# The task
Set down each record below precisely, skipping the pictures.

◇ ◇ ◇

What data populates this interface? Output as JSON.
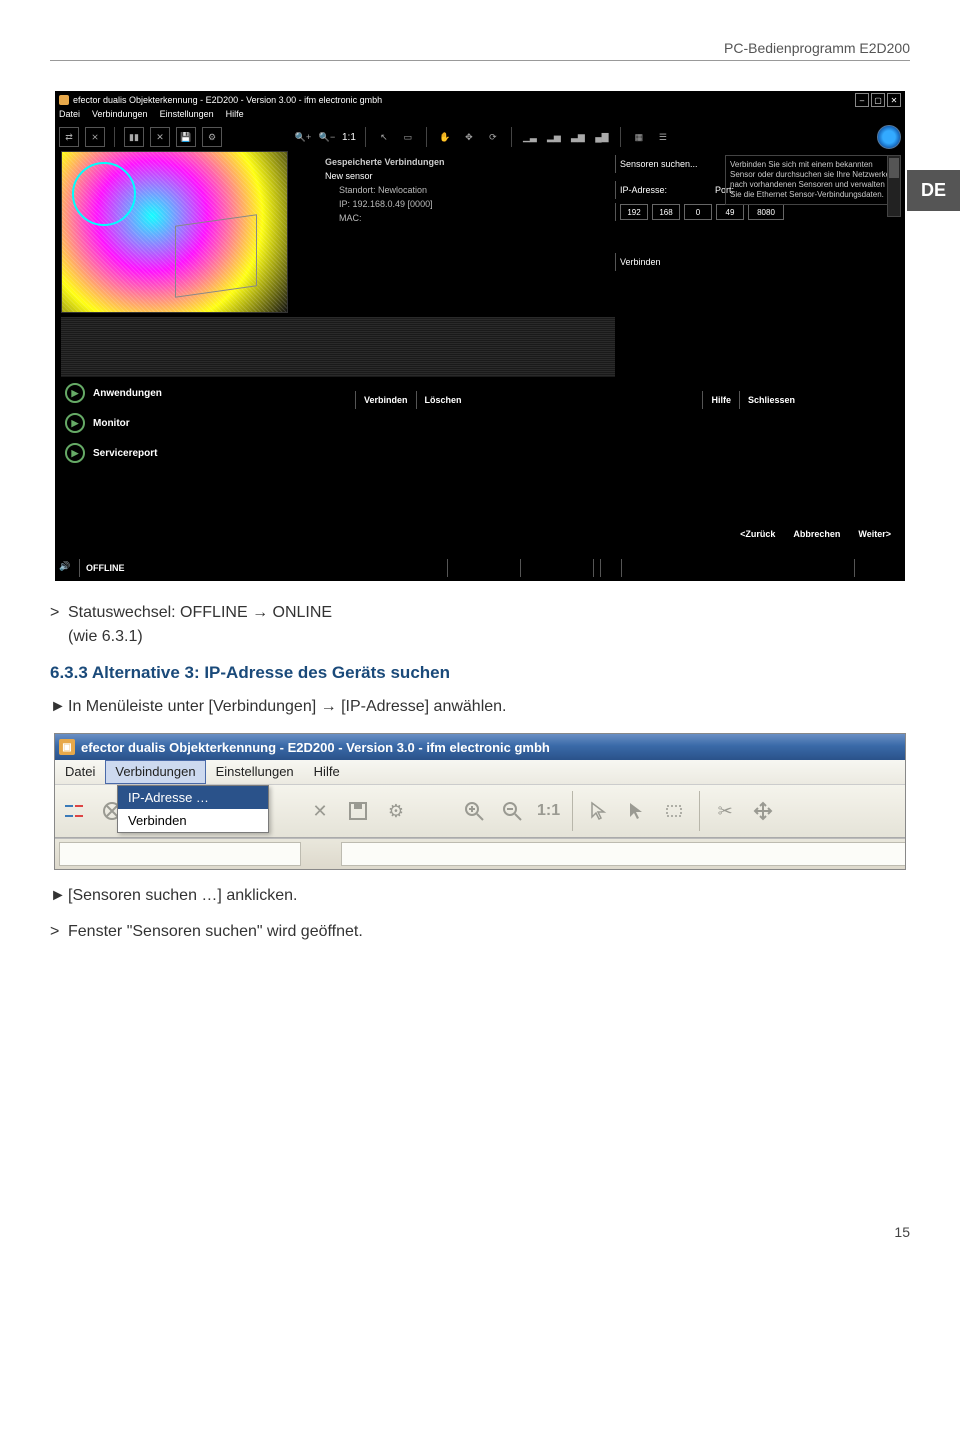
{
  "header": {
    "doc_title": "PC-Bedienprogramm E2D200"
  },
  "de_badge": "DE",
  "screenshot1": {
    "title": "efector dualis Objekterkennung - E2D200 - Version 3.00 - ifm electronic gmbh",
    "menu": [
      "Datei",
      "Verbindungen",
      "Einstellungen",
      "Hilfe"
    ],
    "toolbar_ratio": "1:1",
    "conn_panel": {
      "heading": "Gespeicherte Verbindungen",
      "sensor": "New sensor",
      "location": "Standort: Newlocation",
      "ip_line": "IP: 192.168.0.49   [0000]",
      "mac": "MAC:"
    },
    "search_label": "Sensoren suchen...",
    "ip_label": "IP-Adresse:",
    "port_label": "Port:",
    "ip": [
      "192",
      "168",
      "0",
      "49"
    ],
    "port": "8080",
    "verbinden": "Verbinden",
    "help": "Verbinden Sie sich mit einem bekannten Sensor oder durchsuchen sie Ihre Netzwerke nach vorhandenen Sensoren und verwalten Sie die Ethernet Sensor-Verbindungsdaten.",
    "sidebar": [
      "Anwendungen",
      "Monitor",
      "Servicereport"
    ],
    "buttons": [
      "Verbinden",
      "Löschen",
      "Hilfe",
      "Schliessen"
    ],
    "lang": [
      "<Zurück",
      "Abbrechen",
      "Weiter>"
    ],
    "status": "OFFLINE"
  },
  "text1": {
    "prefix": ">",
    "content": "Statuswechsel: OFFLINE → ONLINE",
    "sub": "(wie 6.3.1)"
  },
  "section": {
    "num": "6.3.3",
    "title": "Alternative 3: IP-Adresse des Geräts suchen"
  },
  "text2": {
    "prefix": "►",
    "content": "In Menüleiste unter [Verbindungen] → [IP-Adresse] anwählen."
  },
  "screenshot2": {
    "title": "efector dualis Objekterkennung - E2D200 - Version 3.0 - ifm electronic gmbh",
    "menu": [
      "Datei",
      "Verbindungen",
      "Einstellungen",
      "Hilfe"
    ],
    "dropdown": [
      "IP-Adresse …",
      "Verbinden"
    ],
    "ratio": "1:1"
  },
  "text3": {
    "prefix": "►",
    "content": "[Sensoren suchen …] anklicken."
  },
  "text4": {
    "prefix": ">",
    "content": "Fenster \"Sensoren suchen\" wird geöffnet."
  },
  "page_number": "15"
}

◇ ◇ ◇

# Expected answer
What data populates this interface? Output as JSON.
{
  "header": {
    "doc_title": "PC-Bedienprogramm E2D200"
  },
  "de_badge": "DE",
  "screenshot1": {
    "title": "efector dualis Objekterkennung - E2D200 - Version 3.00 - ifm electronic gmbh",
    "menu": [
      "Datei",
      "Verbindungen",
      "Einstellungen",
      "Hilfe"
    ],
    "toolbar_ratio": "1:1",
    "conn_panel": {
      "heading": "Gespeicherte Verbindungen",
      "sensor": "New sensor",
      "location": "Standort: Newlocation",
      "ip_line": "IP: 192.168.0.49   [0000]",
      "mac": "MAC:"
    },
    "search_label": "Sensoren suchen...",
    "ip_label": "IP-Adresse:",
    "port_label": "Port:",
    "ip": [
      "192",
      "168",
      "0",
      "49"
    ],
    "port": "8080",
    "verbinden": "Verbinden",
    "help": "Verbinden Sie sich mit einem bekannten Sensor oder durchsuchen sie Ihre Netzwerke nach vorhandenen Sensoren und verwalten Sie die Ethernet Sensor-Verbindungsdaten.",
    "sidebar": [
      "Anwendungen",
      "Monitor",
      "Servicereport"
    ],
    "buttons": [
      "Verbinden",
      "Löschen",
      "Hilfe",
      "Schliessen"
    ],
    "lang": [
      "<Zurück",
      "Abbrechen",
      "Weiter>"
    ],
    "status": "OFFLINE"
  },
  "text1": {
    "prefix": ">",
    "content": "Statuswechsel: OFFLINE → ONLINE",
    "sub": "(wie 6.3.1)"
  },
  "section": {
    "num": "6.3.3",
    "title": "Alternative 3: IP-Adresse des Geräts suchen"
  },
  "text2": {
    "prefix": "►",
    "content": "In Menüleiste unter [Verbindungen] → [IP-Adresse] anwählen."
  },
  "screenshot2": {
    "title": "efector dualis Objekterkennung - E2D200 - Version 3.0 - ifm electronic gmbh",
    "menu": [
      "Datei",
      "Verbindungen",
      "Einstellungen",
      "Hilfe"
    ],
    "dropdown": [
      "IP-Adresse …",
      "Verbinden"
    ],
    "ratio": "1:1"
  },
  "text3": {
    "prefix": "►",
    "content": "[Sensoren suchen …] anklicken."
  },
  "text4": {
    "prefix": ">",
    "content": "Fenster \"Sensoren suchen\" wird geöffnet."
  },
  "page_number": "15"
}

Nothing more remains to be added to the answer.